| Problem to work on |
Quote the whole listing word for word, please.

[BEGIN Data to process]

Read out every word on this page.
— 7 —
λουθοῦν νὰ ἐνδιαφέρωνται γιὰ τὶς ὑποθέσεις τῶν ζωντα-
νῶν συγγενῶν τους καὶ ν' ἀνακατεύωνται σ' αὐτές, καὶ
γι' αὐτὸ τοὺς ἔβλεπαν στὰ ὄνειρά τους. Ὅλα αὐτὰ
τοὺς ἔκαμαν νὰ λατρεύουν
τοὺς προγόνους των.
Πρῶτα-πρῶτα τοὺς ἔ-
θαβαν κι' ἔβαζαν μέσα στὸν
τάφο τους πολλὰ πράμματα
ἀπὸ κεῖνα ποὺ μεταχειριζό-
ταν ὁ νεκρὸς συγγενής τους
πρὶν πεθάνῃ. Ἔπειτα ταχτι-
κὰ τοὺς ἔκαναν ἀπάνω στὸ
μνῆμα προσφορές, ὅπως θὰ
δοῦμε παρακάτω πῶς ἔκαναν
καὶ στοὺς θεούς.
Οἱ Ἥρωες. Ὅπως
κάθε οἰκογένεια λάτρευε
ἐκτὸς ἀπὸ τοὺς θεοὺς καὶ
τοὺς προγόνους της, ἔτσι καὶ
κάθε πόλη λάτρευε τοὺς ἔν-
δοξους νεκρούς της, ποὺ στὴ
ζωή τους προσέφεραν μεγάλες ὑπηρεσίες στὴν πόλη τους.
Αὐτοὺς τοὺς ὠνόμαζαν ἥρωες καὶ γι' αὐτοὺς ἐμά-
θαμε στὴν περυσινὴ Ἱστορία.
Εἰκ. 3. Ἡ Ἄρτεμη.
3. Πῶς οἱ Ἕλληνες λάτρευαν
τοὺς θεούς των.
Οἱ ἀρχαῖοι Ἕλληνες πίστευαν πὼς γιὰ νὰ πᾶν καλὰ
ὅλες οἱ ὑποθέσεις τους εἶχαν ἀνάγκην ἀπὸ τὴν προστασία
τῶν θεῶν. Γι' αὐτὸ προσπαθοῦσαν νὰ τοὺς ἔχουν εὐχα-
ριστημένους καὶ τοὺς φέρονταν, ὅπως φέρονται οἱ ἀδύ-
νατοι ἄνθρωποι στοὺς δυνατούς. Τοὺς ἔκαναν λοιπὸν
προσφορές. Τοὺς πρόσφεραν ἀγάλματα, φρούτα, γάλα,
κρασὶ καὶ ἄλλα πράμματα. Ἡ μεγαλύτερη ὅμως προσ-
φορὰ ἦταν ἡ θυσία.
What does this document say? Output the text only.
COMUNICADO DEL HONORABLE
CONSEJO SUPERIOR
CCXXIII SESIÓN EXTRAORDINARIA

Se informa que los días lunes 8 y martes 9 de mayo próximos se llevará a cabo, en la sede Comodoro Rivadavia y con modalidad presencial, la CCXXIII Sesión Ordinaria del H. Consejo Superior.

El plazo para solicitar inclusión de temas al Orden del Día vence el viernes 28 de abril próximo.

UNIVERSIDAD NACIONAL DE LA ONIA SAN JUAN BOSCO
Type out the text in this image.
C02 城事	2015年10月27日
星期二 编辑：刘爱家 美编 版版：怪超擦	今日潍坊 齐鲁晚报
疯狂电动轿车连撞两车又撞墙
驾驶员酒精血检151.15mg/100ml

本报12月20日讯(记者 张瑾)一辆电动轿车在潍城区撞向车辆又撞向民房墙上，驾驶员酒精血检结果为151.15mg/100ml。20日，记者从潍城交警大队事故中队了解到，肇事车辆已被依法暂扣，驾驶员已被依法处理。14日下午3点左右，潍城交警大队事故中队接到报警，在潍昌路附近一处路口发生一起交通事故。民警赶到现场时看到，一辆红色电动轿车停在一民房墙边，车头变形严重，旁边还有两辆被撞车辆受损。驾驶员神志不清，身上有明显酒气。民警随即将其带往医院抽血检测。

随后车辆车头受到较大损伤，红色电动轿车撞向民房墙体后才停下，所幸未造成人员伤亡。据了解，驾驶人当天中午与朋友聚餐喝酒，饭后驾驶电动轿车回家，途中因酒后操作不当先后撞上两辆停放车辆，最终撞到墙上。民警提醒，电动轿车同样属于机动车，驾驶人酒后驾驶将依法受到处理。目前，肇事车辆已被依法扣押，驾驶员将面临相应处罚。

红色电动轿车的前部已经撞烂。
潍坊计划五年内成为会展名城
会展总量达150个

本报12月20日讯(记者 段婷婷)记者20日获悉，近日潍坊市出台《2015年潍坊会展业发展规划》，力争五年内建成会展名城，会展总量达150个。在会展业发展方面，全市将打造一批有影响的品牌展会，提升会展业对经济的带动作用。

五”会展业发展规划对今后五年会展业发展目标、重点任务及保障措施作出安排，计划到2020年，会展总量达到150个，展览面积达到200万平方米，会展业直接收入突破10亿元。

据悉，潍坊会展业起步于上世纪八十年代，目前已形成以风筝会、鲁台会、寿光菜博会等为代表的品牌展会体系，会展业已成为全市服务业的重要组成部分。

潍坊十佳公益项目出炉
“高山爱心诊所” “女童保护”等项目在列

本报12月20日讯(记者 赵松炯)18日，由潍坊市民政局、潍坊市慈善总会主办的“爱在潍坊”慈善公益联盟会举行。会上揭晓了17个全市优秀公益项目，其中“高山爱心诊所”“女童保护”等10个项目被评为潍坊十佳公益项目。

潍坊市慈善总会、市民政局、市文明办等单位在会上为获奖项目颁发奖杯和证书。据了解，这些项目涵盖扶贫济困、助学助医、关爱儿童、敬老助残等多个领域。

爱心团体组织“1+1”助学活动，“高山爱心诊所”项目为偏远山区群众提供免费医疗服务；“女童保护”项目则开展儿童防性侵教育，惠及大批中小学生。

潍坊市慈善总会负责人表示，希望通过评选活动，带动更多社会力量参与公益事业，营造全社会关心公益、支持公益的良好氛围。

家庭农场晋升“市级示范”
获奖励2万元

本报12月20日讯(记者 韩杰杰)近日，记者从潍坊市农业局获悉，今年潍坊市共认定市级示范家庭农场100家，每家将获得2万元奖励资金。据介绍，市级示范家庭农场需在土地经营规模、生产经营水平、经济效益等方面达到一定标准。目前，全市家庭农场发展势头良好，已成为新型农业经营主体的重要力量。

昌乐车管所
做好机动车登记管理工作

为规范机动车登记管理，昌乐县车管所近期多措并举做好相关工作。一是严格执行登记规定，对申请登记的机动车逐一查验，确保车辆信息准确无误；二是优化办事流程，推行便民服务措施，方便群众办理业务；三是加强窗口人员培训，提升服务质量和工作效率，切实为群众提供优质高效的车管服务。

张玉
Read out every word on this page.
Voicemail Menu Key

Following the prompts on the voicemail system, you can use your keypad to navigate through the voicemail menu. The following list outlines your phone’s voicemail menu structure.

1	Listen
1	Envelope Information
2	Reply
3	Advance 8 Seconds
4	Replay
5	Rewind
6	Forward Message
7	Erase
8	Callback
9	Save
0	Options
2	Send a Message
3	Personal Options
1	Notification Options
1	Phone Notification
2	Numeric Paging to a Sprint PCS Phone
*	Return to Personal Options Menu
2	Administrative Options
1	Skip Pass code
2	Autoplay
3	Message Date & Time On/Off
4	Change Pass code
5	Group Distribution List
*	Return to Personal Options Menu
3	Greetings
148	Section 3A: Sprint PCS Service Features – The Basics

[END Data to process]

| Answer in full |
Read out every word on this page.
— 7 —
λουθοῦν νὰ ἐνδιαφέρωνται γιὰ τὶς ὑποθέσεις τῶν ζωντα-
νῶν συγγενῶν τους καὶ ν' ἀνακατεύωνται σ' αὐτές, καὶ
γι' αὐτὸ τοὺς ἔβλεπαν στὰ ὄνειρά τους. Ὅλα αὐτὰ
τοὺς ἔκαμαν νὰ λατρεύουν
τοὺς προγόνους των.
Πρῶτα-πρῶτα τοὺς ἔ-
θαβαν κι' ἔβαζαν μέσα στὸν
τάφο τους πολλὰ πράμματα
ἀπὸ κεῖνα ποὺ μεταχειριζό-
ταν ὁ νεκρὸς συγγενής τους
πρὶν πεθάνῃ. Ἔπειτα ταχτι-
κὰ τοὺς ἔκαναν ἀπάνω στὸ
μνῆμα προσφορές, ὅπως θὰ
δοῦμε παρακάτω πῶς ἔκαναν
καὶ στοὺς θεούς.
Οἱ Ἥρωες. Ὅπως
κάθε οἰκογένεια λάτρευε
ἐκτὸς ἀπὸ τοὺς θεοὺς καὶ
τοὺς προγόνους της, ἔτσι καὶ
κάθε πόλη λάτρευε τοὺς ἔν-
δοξους νεκρούς της, ποὺ στὴ
ζωή τους προσέφεραν μεγάλες ὑπηρεσίες στὴν πόλη τους.
Αὐτοὺς τοὺς ὠνόμαζαν ἥρωες καὶ γι' αὐτοὺς ἐμά-
θαμε στὴν περυσινὴ Ἱστορία.
Εἰκ. 3. Ἡ Ἄρτεμη.
3. Πῶς οἱ Ἕλληνες λάτρευαν
τοὺς θεούς των.
Οἱ ἀρχαῖοι Ἕλληνες πίστευαν πὼς γιὰ νὰ πᾶν καλὰ
ὅλες οἱ ὑποθέσεις τους εἶχαν ἀνάγκην ἀπὸ τὴν προστασία
τῶν θεῶν. Γι' αὐτὸ προσπαθοῦσαν νὰ τοὺς ἔχουν εὐχα-
ριστημένους καὶ τοὺς φέρονταν, ὅπως φέρονται οἱ ἀδύ-
νατοι ἄνθρωποι στοὺς δυνατούς. Τοὺς ἔκαναν λοιπὸν
προσφορές. Τοὺς πρόσφεραν ἀγάλματα, φρούτα, γάλα,
κρασὶ καὶ ἄλλα πράμματα. Ἡ μεγαλύτερη ὅμως προσ-
φορὰ ἦταν ἡ θυσία.
What does this document say? Output the text only.
COMUNICADO DEL HONORABLE
CONSEJO SUPERIOR
CCXXIII SESIÓN EXTRAORDINARIA

Se informa que los días lunes 8 y martes 9 de mayo próximos se llevará a cabo, en la sede Comodoro Rivadavia y con modalidad presencial, la CCXXIII Sesión Ordinaria del H. Consejo Superior.

El plazo para solicitar inclusión de temas al Orden del Día vence el viernes 28 de abril próximo.

UNIVERSIDAD NACIONAL DE LA ONIA SAN JUAN BOSCO
Type out the text in this image.
C02 城事	2015年10月27日
星期二 编辑：刘爱家 美编 版版：怪超擦	今日潍坊 齐鲁晚报
疯狂电动轿车连撞两车又撞墙
驾驶员酒精血检151.15mg/100ml

本报12月20日讯(记者 张瑾)一辆电动轿车在潍城区撞向车辆又撞向民房墙上，驾驶员酒精血检结果为151.15mg/100ml。20日，记者从潍城交警大队事故中队了解到，肇事车辆已被依法暂扣，驾驶员已被依法处理。14日下午3点左右，潍城交警大队事故中队接到报警，在潍昌路附近一处路口发生一起交通事故。民警赶到现场时看到，一辆红色电动轿车停在一民房墙边，车头变形严重，旁边还有两辆被撞车辆受损。驾驶员神志不清，身上有明显酒气。民警随即将其带往医院抽血检测。

随后车辆车头受到较大损伤，红色电动轿车撞向民房墙体后才停下，所幸未造成人员伤亡。据了解，驾驶人当天中午与朋友聚餐喝酒，饭后驾驶电动轿车回家，途中因酒后操作不当先后撞上两辆停放车辆，最终撞到墙上。民警提醒，电动轿车同样属于机动车，驾驶人酒后驾驶将依法受到处理。目前，肇事车辆已被依法扣押，驾驶员将面临相应处罚。

红色电动轿车的前部已经撞烂。
潍坊计划五年内成为会展名城
会展总量达150个

本报12月20日讯(记者 段婷婷)记者20日获悉，近日潍坊市出台《2015年潍坊会展业发展规划》，力争五年内建成会展名城，会展总量达150个。在会展业发展方面，全市将打造一批有影响的品牌展会，提升会展业对经济的带动作用。

五”会展业发展规划对今后五年会展业发展目标、重点任务及保障措施作出安排，计划到2020年，会展总量达到150个，展览面积达到200万平方米，会展业直接收入突破10亿元。

据悉，潍坊会展业起步于上世纪八十年代，目前已形成以风筝会、鲁台会、寿光菜博会等为代表的品牌展会体系，会展业已成为全市服务业的重要组成部分。

潍坊十佳公益项目出炉
“高山爱心诊所” “女童保护”等项目在列

本报12月20日讯(记者 赵松炯)18日，由潍坊市民政局、潍坊市慈善总会主办的“爱在潍坊”慈善公益联盟会举行。会上揭晓了17个全市优秀公益项目，其中“高山爱心诊所”“女童保护”等10个项目被评为潍坊十佳公益项目。

潍坊市慈善总会、市民政局、市文明办等单位在会上为获奖项目颁发奖杯和证书。据了解，这些项目涵盖扶贫济困、助学助医、关爱儿童、敬老助残等多个领域。

爱心团体组织“1+1”助学活动，“高山爱心诊所”项目为偏远山区群众提供免费医疗服务；“女童保护”项目则开展儿童防性侵教育，惠及大批中小学生。

潍坊市慈善总会负责人表示，希望通过评选活动，带动更多社会力量参与公益事业，营造全社会关心公益、支持公益的良好氛围。

家庭农场晋升“市级示范”
获奖励2万元

本报12月20日讯(记者 韩杰杰)近日，记者从潍坊市农业局获悉，今年潍坊市共认定市级示范家庭农场100家，每家将获得2万元奖励资金。据介绍，市级示范家庭农场需在土地经营规模、生产经营水平、经济效益等方面达到一定标准。目前，全市家庭农场发展势头良好，已成为新型农业经营主体的重要力量。

昌乐车管所
做好机动车登记管理工作

为规范机动车登记管理，昌乐县车管所近期多措并举做好相关工作。一是严格执行登记规定，对申请登记的机动车逐一查验，确保车辆信息准确无误；二是优化办事流程，推行便民服务措施，方便群众办理业务；三是加强窗口人员培训，提升服务质量和工作效率，切实为群众提供优质高效的车管服务。

张玉
Read out every word on this page.
Voicemail Menu Key

Following the prompts on the voicemail system, you can use your keypad to navigate through the voicemail menu. The following list outlines your phone’s voicemail menu structure.

1	Listen
1	Envelope Information
2	Reply
3	Advance 8 Seconds
4	Replay
5	Rewind
6	Forward Message
7	Erase
8	Callback
9	Save
0	Options
2	Send a Message
3	Personal Options
1	Notification Options
1	Phone Notification
2	Numeric Paging to a Sprint PCS Phone
*	Return to Personal Options Menu
2	Administrative Options
1	Skip Pass code
2	Autoplay
3	Message Date & Time On/Off
4	Change Pass code
5	Group Distribution List
*	Return to Personal Options Menu
3	Greetings
148	Section 3A: Sprint PCS Service Features – The Basics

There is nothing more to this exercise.